Instruction =
Copy each of the following entries word for word.

Box annotation data
┄┄┄┄┄┄┄┄┄┄┄┄┄┄┄┄┄┄┄┄

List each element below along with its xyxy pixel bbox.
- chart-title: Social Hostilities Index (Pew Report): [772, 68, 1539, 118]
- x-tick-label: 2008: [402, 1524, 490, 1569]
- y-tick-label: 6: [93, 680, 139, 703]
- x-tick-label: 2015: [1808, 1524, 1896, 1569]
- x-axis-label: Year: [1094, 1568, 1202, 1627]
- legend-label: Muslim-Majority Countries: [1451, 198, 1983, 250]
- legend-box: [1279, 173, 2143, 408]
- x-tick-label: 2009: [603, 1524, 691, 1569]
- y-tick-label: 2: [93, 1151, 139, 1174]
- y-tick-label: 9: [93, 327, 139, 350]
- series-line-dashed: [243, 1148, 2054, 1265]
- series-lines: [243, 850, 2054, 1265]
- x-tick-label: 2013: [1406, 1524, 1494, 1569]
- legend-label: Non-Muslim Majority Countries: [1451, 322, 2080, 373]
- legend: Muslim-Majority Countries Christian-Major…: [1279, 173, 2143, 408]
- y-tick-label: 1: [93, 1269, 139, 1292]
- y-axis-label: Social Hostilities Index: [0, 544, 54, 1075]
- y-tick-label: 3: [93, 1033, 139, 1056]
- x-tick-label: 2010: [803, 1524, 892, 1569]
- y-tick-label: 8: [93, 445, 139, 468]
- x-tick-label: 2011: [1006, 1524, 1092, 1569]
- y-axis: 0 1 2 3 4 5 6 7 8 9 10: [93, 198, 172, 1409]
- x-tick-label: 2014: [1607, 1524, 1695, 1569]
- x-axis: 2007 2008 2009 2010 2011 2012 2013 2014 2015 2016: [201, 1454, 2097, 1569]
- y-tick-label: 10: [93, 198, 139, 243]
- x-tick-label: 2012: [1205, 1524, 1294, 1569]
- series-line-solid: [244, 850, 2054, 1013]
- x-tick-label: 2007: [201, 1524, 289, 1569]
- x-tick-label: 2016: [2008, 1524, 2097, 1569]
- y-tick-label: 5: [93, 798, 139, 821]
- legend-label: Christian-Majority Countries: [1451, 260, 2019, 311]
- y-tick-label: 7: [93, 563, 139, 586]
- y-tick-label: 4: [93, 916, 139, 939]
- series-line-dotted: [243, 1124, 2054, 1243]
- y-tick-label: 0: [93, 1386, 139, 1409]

┄┄┄┄┄┄┄┄┄┄┄┄┄┄┄┄┄┄┄┄

Output for this exercise =
List each element below along with its xyxy pixel bbox.
- chart-title: Social Hostilities Index (Pew Report): [772, 68, 1539, 118]
- x-tick-label: 2008: [402, 1524, 490, 1569]
- y-tick-label: 6: [93, 680, 139, 703]
- x-tick-label: 2015: [1808, 1524, 1896, 1569]
- x-axis-label: Year: [1094, 1568, 1202, 1627]
- legend-label: Muslim-Majority Countries: [1451, 198, 1983, 250]
- legend-box: [1279, 173, 2143, 408]
- x-tick-label: 2009: [603, 1524, 691, 1569]
- y-tick-label: 2: [93, 1151, 139, 1174]
- y-tick-label: 9: [93, 327, 139, 350]
- series-line-dashed: [243, 1148, 2054, 1265]
- series-lines: [243, 850, 2054, 1265]
- x-tick-label: 2013: [1406, 1524, 1494, 1569]
- legend-label: Non-Muslim Majority Countries: [1451, 322, 2080, 373]
- legend: Muslim-Majority Countries Christian-Major…: [1279, 173, 2143, 408]
- y-tick-label: 1: [93, 1269, 139, 1292]
- y-axis-label: Social Hostilities Index: [0, 544, 54, 1075]
- y-tick-label: 3: [93, 1033, 139, 1056]
- x-tick-label: 2010: [803, 1524, 892, 1569]
- y-tick-label: 8: [93, 445, 139, 468]
- x-tick-label: 2011: [1006, 1524, 1092, 1569]
- y-axis: 0 1 2 3 4 5 6 7 8 9 10: [93, 198, 172, 1409]
- x-tick-label: 2014: [1607, 1524, 1695, 1569]
- x-axis: 2007 2008 2009 2010 2011 2012 2013 2014 2015 2016: [201, 1454, 2097, 1569]
- y-tick-label: 10: [93, 198, 139, 243]
- x-tick-label: 2012: [1205, 1524, 1294, 1569]
- series-line-solid: [244, 850, 2054, 1013]
- x-tick-label: 2007: [201, 1524, 289, 1569]
- x-tick-label: 2016: [2008, 1524, 2097, 1569]
- y-tick-label: 5: [93, 798, 139, 821]
- legend-label: Christian-Majority Countries: [1451, 260, 2019, 311]
- y-tick-label: 7: [93, 563, 139, 586]
- y-tick-label: 4: [93, 916, 139, 939]
- series-line-dotted: [243, 1124, 2054, 1243]
- y-tick-label: 0: [93, 1386, 139, 1409]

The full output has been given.